*STATED GOAL*. Reproduce each of the following lines without any change.

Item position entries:
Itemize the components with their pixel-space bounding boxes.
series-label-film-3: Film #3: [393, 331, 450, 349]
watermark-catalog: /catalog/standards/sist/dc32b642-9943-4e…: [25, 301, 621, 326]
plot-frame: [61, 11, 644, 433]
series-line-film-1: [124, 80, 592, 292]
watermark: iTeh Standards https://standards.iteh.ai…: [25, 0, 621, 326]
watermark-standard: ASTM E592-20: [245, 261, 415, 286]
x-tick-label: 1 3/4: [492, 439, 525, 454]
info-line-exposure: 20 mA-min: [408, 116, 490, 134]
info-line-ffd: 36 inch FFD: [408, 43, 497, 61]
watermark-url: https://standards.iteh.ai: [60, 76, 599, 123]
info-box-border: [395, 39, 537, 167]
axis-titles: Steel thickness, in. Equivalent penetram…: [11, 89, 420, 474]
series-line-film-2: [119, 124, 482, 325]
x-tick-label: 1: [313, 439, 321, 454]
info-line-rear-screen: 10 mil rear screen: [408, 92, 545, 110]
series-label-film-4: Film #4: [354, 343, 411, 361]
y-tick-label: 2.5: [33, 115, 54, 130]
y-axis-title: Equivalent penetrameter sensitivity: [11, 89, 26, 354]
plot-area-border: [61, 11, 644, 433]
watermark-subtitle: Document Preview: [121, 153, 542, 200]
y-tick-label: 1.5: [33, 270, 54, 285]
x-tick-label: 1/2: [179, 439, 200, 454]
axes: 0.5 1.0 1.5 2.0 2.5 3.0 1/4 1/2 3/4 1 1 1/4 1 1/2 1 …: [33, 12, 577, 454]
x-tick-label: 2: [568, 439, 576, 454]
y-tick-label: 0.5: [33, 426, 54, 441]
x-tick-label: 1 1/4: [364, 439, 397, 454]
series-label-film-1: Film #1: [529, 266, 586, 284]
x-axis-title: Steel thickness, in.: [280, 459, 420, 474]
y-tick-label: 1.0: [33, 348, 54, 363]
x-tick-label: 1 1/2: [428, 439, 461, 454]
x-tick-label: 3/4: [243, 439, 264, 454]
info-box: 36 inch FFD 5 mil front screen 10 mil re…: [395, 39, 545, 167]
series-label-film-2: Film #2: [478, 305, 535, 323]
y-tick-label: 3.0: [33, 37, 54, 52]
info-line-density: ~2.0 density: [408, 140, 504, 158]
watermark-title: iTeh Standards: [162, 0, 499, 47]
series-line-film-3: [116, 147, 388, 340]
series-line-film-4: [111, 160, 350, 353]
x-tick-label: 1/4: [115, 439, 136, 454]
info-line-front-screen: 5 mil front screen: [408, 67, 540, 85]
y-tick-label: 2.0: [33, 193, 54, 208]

*ANSWER BELOW*.
Itemize the components with their pixel-space bounding boxes.
series-label-film-3: Film #3: [393, 331, 450, 349]
watermark-catalog: /catalog/standards/sist/dc32b642-9943-4e…: [25, 301, 621, 326]
plot-frame: [61, 11, 644, 433]
series-line-film-1: [124, 80, 592, 292]
watermark: iTeh Standards https://standards.iteh.ai…: [25, 0, 621, 326]
watermark-standard: ASTM E592-20: [245, 261, 415, 286]
x-tick-label: 1 3/4: [492, 439, 525, 454]
info-line-exposure: 20 mA-min: [408, 116, 490, 134]
info-line-ffd: 36 inch FFD: [408, 43, 497, 61]
watermark-url: https://standards.iteh.ai: [60, 76, 599, 123]
info-box-border: [395, 39, 537, 167]
axis-titles: Steel thickness, in. Equivalent penetram…: [11, 89, 420, 474]
series-line-film-2: [119, 124, 482, 325]
x-tick-label: 1: [313, 439, 321, 454]
info-line-rear-screen: 10 mil rear screen: [408, 92, 545, 110]
series-label-film-4: Film #4: [354, 343, 411, 361]
y-tick-label: 2.5: [33, 115, 54, 130]
y-axis-title: Equivalent penetrameter sensitivity: [11, 89, 26, 354]
plot-area-border: [61, 11, 644, 433]
watermark-subtitle: Document Preview: [121, 153, 542, 200]
y-tick-label: 1.5: [33, 270, 54, 285]
x-tick-label: 1/2: [179, 439, 200, 454]
axes: 0.5 1.0 1.5 2.0 2.5 3.0 1/4 1/2 3/4 1 1 1/4 1 1/2 1 …: [33, 12, 577, 454]
x-tick-label: 2: [568, 439, 576, 454]
y-tick-label: 0.5: [33, 426, 54, 441]
x-tick-label: 1 1/4: [364, 439, 397, 454]
series-label-film-1: Film #1: [529, 266, 586, 284]
x-axis-title: Steel thickness, in.: [280, 459, 420, 474]
y-tick-label: 1.0: [33, 348, 54, 363]
x-tick-label: 1 1/2: [428, 439, 461, 454]
x-tick-label: 3/4: [243, 439, 264, 454]
info-box: 36 inch FFD 5 mil front screen 10 mil re…: [395, 39, 545, 167]
series-label-film-2: Film #2: [478, 305, 535, 323]
y-tick-label: 3.0: [33, 37, 54, 52]
info-line-density: ~2.0 density: [408, 140, 504, 158]
watermark-title: iTeh Standards: [162, 0, 499, 47]
series-line-film-3: [116, 147, 388, 340]
series-line-film-4: [111, 160, 350, 353]
x-tick-label: 1/4: [115, 439, 136, 454]
info-line-front-screen: 5 mil front screen: [408, 67, 540, 85]
y-tick-label: 2.0: [33, 193, 54, 208]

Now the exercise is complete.